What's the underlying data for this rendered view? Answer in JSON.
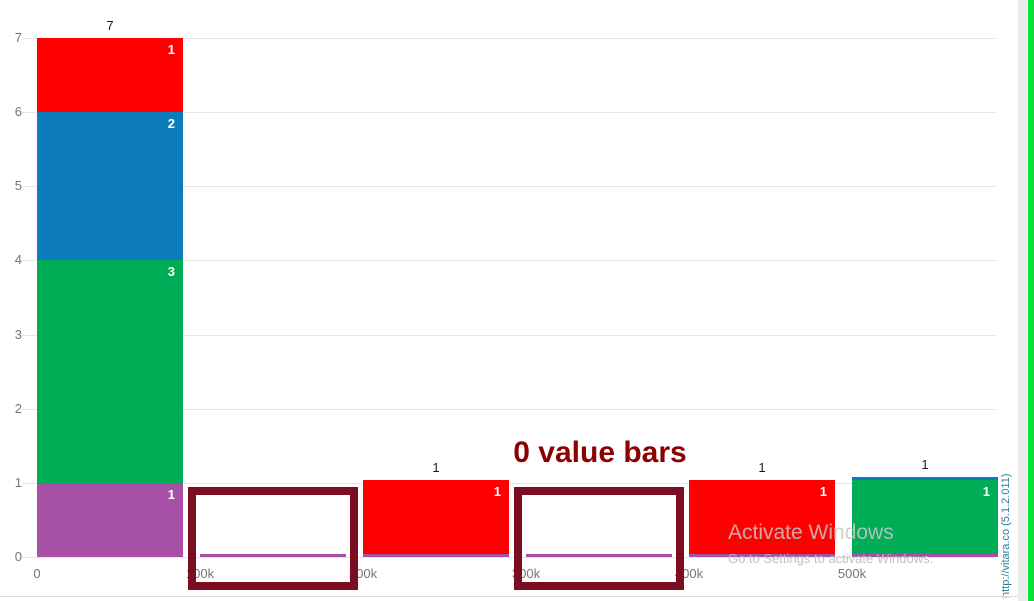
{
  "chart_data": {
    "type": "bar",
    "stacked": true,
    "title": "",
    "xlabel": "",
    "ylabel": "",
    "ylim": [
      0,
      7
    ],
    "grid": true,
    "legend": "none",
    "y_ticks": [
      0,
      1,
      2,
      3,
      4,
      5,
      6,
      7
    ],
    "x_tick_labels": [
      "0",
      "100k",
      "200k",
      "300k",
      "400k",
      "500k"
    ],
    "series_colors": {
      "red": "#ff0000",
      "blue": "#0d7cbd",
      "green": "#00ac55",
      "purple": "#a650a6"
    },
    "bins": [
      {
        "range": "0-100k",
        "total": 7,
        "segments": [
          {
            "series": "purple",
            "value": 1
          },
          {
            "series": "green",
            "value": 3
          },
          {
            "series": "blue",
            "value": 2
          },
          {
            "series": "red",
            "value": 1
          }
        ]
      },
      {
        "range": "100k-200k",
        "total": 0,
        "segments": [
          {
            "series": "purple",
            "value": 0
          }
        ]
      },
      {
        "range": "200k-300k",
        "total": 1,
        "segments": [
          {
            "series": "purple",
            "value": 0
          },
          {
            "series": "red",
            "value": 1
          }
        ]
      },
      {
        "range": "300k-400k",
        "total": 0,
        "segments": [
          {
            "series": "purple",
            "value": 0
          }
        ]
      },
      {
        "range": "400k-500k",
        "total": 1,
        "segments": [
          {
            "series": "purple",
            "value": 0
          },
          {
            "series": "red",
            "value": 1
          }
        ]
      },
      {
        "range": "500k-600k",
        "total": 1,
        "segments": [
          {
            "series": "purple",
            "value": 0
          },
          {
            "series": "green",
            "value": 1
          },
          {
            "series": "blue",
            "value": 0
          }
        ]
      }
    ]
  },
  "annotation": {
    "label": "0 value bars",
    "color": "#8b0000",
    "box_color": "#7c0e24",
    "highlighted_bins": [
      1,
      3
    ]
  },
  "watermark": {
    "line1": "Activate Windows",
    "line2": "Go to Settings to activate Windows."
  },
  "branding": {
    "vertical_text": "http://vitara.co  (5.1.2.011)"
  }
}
_ _ _
**Directive**
Every line of the listing that holds "Windows" should be found and copied.

**Correct answer**
    "line1": "Activate Windows",
    "line2": "Go to Settings to activate Windows."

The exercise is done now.